A Field on Fire
The Future of Environmental History
Inspired by the pioneering work of preeminent environmental historian Donald Worster, the contributors to A Field on Fire: The Future of Environmental History reflect on the past and future of this discipline. Featuring wide-ranging essays by leading environmental historians from the United States, Europe, and China, the collection challenges scholars to rethink some of their orthodoxies, inviting them to approach familiar stories from new angles, to integrate new methodologies, and to think creatively about the questions this field is well positioned to answer.
Worster’s groundbreaking research serves as the organizational framework for the collection. Editors Mark D. Hersey and Ted Steinberg have arranged the book into three sections corresponding to the primary concerns of Worster’s influential scholarship: the problem of natural limits, the transnational nature of environmental issues, and the question of method. Under the heading “Facing Limits,” five essays explore the inherent tensions between democracy, technology, capitalism, and the environment. The “Crossing Borders” section underscores the ways in which environmental history moves easily across national and disciplinary boundaries. Finally, “Doing Environmental History” invokes Worster’s work as an essayist by offering self-conscious reflections about the practice and purpose of environmental history.
The essays aim to provoke a discussion on the future of the field, pointing to untapped and underdeveloped avenues ripe for further exploration. A forward thinker like Worster presents bold challenges to a new generation of environmental historians on everything from capitalism and the Anthropocene to war and wilderness. This engaging volume includes a very special afterword by one of Worster’s oldest friends, the eminent intellectual historian Daniel Rodgers, who has known Worster for close to fifty years.

=== WORK INSTRUCTIONS ===
(A) Copy the description of the essay collection word for word, everything from "The essays aim" down to "to fifty years.".
(B) In the description of the essay collection, who wrote the afterword?

=== INFORMATION SUPPLIED ===
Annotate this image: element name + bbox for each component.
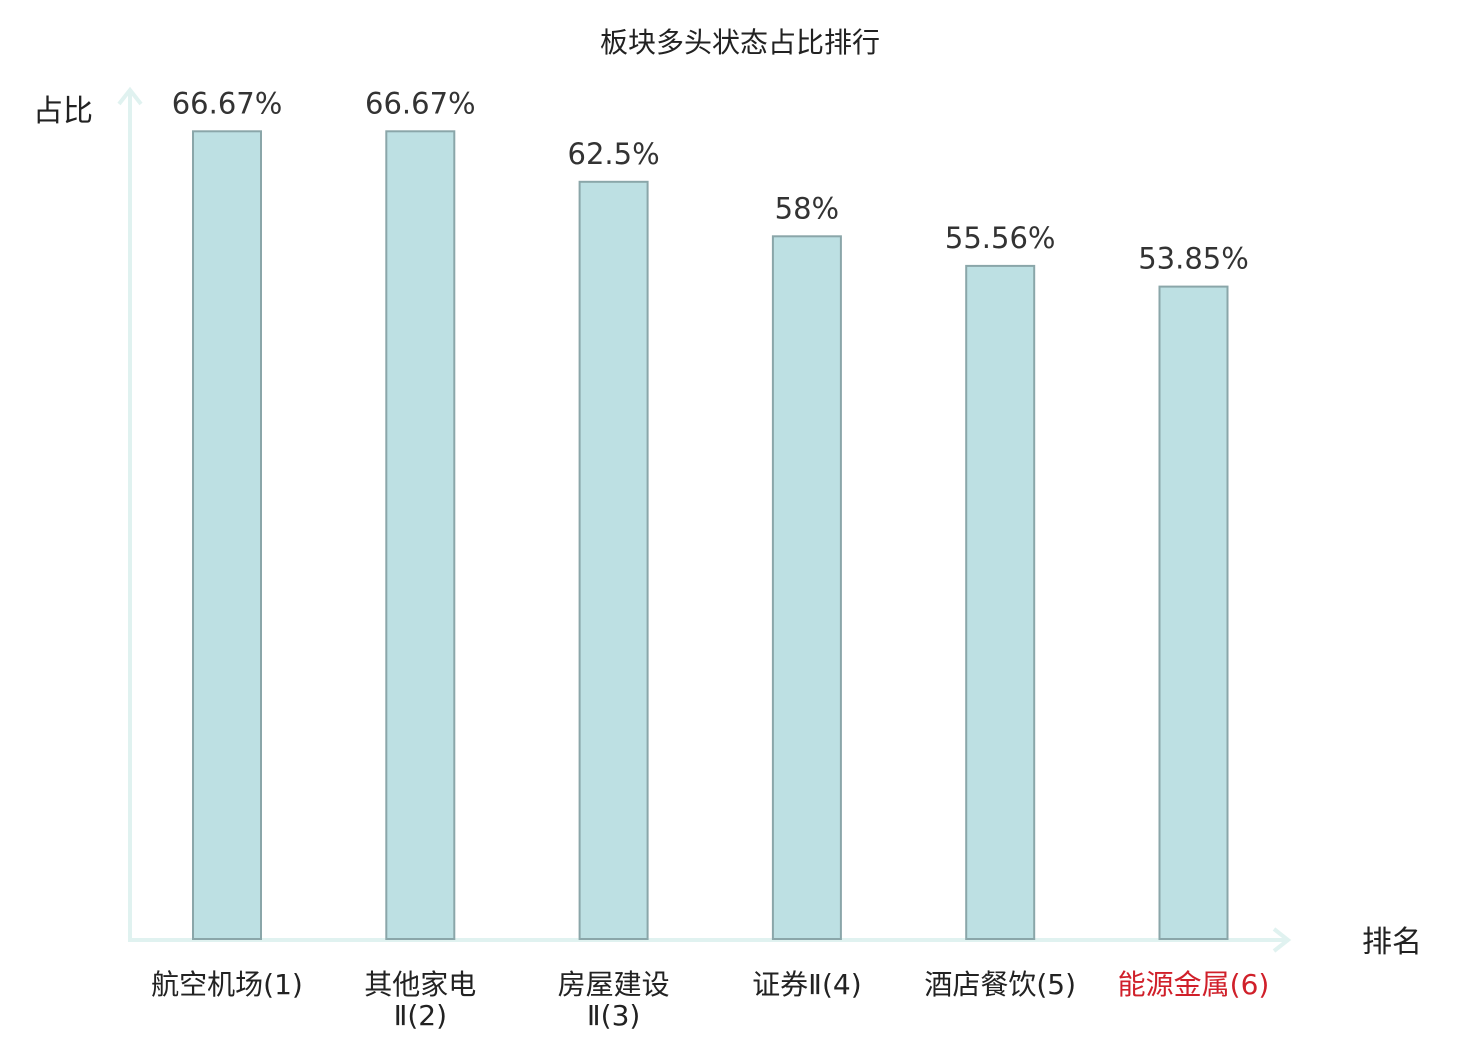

=== RESPONSES FOR EACH TASK ===
(A)
The essays aim to provoke a discussion on the future of the field, pointing to untapped and underdeveloped avenues ripe for further exploration. A forward thinker like Worster presents bold challenges to a new generation of environmental historians on everything from capitalism and the Anthropocene to war and wilderness. This engaging volume includes a very special afterword by one of Worster’s oldest friends, the eminent intellectual historian Daniel Rodgers, who has known Worster for close to fifty years.

(B) Daniel Rodgers, an eminent intellectual historian who has known Worster for close to fifty years.